__SHORT EXERCISE__. Pick out each line of the records in which the word "content" appears.

--- START DATASET ROWS ---

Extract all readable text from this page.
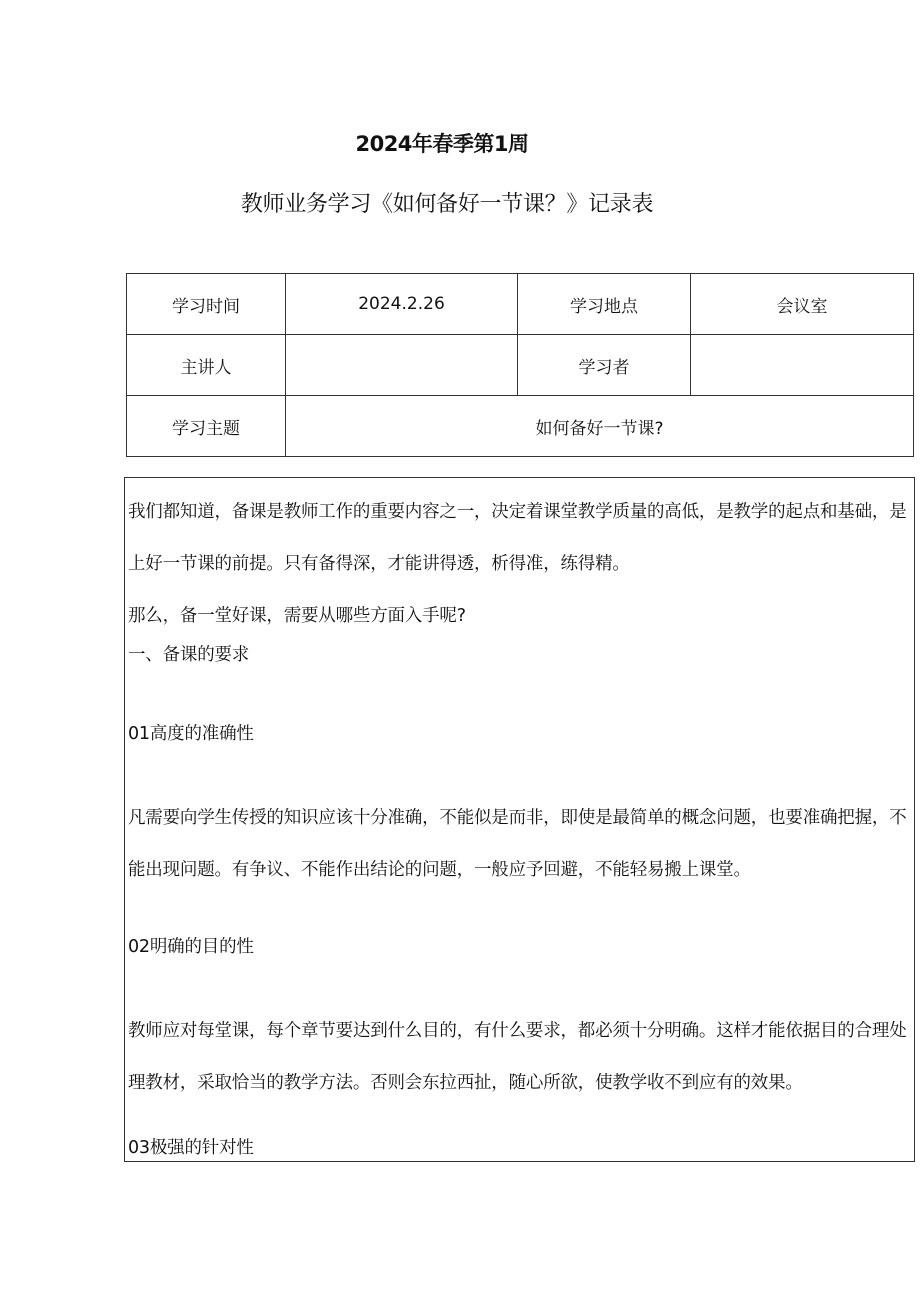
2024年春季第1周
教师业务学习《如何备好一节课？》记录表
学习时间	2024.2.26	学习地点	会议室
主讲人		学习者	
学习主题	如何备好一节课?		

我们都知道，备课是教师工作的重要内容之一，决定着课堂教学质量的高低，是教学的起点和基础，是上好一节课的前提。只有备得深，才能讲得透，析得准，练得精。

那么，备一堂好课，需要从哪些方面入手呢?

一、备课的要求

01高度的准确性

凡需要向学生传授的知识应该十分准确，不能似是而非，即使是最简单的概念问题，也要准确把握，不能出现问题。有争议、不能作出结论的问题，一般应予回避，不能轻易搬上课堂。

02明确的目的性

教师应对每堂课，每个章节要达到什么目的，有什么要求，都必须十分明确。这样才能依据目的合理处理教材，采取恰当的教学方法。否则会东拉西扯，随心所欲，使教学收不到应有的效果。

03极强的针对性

--- END DATASET ROWS ---
--- START DATASET ROWS ---

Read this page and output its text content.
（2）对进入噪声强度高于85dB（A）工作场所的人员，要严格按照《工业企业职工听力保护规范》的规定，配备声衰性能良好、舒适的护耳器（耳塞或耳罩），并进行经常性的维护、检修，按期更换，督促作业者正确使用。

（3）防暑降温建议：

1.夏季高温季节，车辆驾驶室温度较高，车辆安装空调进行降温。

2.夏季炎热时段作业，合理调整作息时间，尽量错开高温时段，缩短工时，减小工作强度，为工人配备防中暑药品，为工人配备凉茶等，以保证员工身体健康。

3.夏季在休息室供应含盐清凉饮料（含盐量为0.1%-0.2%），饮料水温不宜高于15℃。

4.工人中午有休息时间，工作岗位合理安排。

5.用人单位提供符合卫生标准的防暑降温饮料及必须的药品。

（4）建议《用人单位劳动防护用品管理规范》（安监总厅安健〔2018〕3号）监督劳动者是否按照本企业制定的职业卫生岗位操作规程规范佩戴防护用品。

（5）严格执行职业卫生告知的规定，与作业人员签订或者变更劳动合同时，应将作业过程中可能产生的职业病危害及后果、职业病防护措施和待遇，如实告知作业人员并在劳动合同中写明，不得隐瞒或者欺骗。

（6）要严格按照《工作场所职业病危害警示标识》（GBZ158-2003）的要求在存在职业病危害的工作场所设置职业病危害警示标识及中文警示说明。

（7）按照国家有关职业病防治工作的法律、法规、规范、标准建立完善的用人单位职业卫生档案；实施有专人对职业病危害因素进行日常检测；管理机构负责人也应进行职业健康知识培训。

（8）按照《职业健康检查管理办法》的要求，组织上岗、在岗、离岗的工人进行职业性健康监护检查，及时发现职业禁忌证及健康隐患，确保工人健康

--- END DATASET ROWS ---
--- START DATASET ROWS ---

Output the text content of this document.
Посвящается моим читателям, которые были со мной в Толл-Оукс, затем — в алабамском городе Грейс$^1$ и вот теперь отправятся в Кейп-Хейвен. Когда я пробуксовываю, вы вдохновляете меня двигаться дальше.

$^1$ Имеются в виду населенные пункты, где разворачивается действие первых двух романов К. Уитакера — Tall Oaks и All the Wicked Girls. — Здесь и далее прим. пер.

--- END DATASET ROWS ---

__FINAL RESULT__.
Read this page and output its text content.
Output the text content of this document.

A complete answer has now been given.